* Task prompt
Lines containing the string "本大题共" are to be counted. Write only how many there are.

[Data records]
______
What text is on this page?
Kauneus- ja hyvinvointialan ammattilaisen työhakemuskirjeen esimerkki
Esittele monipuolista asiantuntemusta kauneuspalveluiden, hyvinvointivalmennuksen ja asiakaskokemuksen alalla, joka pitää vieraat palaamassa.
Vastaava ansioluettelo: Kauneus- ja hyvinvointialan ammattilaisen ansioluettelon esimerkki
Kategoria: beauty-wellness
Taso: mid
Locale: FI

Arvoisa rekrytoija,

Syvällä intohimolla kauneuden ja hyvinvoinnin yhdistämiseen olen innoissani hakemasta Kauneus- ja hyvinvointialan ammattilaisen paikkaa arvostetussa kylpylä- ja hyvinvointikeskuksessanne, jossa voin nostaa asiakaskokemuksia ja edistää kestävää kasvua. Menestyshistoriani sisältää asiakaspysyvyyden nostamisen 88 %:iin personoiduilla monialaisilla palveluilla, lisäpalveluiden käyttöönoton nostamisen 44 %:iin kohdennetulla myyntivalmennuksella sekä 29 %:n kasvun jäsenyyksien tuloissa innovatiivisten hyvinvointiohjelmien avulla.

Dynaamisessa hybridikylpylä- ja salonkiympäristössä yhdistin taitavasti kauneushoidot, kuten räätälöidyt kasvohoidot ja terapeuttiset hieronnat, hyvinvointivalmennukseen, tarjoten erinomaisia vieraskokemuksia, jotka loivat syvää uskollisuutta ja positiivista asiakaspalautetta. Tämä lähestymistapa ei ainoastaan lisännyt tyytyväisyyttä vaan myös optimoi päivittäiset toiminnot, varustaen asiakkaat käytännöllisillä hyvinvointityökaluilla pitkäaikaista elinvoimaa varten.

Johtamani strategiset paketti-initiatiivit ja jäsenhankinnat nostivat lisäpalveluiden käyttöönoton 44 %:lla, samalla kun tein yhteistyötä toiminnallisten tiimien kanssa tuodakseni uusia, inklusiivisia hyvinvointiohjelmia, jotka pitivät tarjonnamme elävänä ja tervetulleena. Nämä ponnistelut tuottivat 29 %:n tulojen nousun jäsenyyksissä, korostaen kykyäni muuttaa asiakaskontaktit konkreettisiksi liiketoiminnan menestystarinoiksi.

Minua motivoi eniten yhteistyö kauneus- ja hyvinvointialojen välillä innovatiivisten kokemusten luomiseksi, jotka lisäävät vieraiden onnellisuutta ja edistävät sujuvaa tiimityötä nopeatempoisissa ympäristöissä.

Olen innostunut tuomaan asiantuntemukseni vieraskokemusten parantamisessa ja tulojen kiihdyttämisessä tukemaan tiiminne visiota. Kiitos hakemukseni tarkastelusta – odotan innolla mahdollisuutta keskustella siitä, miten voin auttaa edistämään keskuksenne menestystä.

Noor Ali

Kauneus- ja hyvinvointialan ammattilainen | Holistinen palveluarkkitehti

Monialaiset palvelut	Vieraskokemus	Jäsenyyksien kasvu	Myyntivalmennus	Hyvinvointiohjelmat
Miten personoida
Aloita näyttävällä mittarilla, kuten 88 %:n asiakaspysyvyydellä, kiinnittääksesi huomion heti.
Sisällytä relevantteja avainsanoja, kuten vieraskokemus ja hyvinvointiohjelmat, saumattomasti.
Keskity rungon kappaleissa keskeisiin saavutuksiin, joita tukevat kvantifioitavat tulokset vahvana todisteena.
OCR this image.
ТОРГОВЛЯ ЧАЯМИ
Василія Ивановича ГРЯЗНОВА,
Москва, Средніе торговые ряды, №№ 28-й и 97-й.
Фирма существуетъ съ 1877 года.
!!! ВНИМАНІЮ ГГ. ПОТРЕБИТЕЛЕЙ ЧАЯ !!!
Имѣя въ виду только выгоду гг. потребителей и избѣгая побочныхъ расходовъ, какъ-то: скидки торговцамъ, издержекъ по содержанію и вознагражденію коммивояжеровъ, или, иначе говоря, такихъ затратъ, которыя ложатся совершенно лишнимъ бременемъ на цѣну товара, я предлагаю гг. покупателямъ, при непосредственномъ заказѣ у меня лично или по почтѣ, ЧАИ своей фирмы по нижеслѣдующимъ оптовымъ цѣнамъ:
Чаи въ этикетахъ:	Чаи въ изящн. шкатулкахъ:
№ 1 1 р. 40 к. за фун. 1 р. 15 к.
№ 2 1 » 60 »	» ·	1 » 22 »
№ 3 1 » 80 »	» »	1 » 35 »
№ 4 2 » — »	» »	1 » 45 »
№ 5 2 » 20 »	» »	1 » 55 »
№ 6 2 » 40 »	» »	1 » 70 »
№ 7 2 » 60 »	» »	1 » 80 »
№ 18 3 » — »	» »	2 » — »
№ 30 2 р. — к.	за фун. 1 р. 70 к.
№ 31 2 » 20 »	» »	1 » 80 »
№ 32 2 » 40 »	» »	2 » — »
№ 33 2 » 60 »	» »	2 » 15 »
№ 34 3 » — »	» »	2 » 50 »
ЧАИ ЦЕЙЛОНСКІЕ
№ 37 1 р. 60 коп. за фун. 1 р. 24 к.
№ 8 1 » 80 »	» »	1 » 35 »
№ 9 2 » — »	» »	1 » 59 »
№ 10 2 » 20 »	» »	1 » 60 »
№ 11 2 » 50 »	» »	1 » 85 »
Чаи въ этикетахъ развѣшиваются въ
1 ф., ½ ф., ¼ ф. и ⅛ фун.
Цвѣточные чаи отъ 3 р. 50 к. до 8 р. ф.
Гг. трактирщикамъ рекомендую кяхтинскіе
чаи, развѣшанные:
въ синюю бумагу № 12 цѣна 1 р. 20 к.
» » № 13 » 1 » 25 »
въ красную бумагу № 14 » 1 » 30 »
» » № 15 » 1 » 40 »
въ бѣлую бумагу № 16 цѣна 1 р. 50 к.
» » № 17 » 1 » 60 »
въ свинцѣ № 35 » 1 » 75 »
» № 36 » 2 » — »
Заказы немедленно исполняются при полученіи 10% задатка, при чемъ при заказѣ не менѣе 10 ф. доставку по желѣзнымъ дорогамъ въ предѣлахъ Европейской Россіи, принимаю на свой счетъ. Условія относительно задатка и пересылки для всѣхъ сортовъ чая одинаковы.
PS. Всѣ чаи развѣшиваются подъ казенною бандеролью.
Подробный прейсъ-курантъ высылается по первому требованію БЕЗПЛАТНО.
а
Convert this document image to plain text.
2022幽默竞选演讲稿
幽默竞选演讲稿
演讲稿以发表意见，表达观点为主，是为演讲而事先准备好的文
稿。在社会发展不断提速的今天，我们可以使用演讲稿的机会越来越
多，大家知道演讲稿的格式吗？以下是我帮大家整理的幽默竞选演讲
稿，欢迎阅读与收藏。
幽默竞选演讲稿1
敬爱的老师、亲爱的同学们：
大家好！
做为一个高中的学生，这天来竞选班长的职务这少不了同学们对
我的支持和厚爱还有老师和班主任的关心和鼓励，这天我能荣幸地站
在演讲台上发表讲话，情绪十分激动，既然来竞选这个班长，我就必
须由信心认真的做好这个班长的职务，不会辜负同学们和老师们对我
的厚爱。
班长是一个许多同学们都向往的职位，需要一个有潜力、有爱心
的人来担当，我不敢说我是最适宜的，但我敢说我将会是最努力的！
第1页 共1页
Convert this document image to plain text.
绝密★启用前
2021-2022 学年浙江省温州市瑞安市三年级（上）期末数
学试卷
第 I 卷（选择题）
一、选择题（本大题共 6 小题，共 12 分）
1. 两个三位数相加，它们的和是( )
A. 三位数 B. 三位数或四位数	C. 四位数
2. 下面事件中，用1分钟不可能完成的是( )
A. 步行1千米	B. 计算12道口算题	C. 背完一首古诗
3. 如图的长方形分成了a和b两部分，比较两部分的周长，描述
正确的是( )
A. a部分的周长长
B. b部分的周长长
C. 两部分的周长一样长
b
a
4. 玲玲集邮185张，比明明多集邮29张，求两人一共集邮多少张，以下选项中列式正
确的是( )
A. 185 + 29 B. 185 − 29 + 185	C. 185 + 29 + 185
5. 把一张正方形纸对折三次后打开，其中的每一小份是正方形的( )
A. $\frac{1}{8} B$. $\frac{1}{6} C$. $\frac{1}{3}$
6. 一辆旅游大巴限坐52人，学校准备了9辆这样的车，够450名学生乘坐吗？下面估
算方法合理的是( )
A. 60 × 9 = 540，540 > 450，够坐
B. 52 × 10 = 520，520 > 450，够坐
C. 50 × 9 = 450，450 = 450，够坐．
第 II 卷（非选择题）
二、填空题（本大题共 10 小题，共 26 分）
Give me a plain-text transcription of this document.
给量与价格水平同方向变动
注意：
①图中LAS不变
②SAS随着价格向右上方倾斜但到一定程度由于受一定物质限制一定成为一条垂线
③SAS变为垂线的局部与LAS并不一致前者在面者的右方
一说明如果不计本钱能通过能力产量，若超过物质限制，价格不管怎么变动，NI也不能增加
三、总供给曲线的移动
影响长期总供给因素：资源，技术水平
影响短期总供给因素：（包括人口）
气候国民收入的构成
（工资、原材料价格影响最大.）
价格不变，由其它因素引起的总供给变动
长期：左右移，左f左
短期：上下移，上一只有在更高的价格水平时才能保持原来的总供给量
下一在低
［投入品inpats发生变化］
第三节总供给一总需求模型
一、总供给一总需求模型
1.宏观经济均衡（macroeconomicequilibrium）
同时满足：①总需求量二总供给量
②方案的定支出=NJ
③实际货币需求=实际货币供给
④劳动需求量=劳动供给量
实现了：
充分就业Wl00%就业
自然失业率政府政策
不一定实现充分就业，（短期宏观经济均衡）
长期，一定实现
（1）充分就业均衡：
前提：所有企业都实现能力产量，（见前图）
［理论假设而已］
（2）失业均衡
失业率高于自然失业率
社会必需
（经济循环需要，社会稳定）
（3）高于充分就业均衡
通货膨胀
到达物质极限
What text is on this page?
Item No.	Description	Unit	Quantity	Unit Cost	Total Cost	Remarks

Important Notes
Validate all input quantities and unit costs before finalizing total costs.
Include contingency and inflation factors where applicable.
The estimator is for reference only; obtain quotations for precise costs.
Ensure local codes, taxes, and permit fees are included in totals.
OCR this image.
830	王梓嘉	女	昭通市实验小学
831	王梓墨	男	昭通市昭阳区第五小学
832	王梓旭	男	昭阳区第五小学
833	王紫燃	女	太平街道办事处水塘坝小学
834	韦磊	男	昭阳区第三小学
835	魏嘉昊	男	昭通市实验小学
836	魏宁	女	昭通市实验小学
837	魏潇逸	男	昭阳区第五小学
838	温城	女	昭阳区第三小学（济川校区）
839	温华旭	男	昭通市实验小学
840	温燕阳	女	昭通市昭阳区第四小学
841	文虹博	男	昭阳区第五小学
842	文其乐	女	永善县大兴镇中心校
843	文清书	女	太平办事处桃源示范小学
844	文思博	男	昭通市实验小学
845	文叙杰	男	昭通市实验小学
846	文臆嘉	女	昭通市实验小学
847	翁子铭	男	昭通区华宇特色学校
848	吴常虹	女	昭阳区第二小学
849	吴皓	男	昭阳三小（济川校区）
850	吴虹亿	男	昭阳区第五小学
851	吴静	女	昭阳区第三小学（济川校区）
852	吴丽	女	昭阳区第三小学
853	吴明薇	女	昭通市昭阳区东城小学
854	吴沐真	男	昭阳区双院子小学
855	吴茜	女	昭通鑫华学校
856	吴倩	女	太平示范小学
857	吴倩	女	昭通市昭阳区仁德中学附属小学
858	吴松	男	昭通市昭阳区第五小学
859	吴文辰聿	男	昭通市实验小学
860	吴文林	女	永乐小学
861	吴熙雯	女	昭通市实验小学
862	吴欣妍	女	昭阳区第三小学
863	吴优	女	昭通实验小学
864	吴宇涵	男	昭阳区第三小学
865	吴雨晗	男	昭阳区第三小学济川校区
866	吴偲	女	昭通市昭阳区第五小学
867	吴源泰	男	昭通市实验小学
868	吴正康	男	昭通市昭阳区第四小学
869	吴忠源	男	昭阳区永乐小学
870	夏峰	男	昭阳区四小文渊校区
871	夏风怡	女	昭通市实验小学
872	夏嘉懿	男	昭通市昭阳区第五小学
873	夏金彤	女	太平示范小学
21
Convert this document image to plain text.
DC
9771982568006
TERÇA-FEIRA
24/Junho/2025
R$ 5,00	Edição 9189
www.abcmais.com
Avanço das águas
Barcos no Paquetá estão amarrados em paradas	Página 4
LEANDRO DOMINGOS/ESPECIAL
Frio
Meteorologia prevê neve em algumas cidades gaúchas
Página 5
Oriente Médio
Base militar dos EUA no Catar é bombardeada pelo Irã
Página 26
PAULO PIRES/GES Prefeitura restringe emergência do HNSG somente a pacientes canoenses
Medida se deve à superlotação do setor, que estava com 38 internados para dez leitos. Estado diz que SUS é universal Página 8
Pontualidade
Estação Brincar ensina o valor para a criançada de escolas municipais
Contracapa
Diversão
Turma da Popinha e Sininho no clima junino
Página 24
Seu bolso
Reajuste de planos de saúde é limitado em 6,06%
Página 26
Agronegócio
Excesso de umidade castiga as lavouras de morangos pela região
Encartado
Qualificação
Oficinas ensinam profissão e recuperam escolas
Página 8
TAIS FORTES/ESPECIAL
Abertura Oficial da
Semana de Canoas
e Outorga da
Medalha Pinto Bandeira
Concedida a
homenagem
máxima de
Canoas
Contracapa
______
* Answer for this exercise
2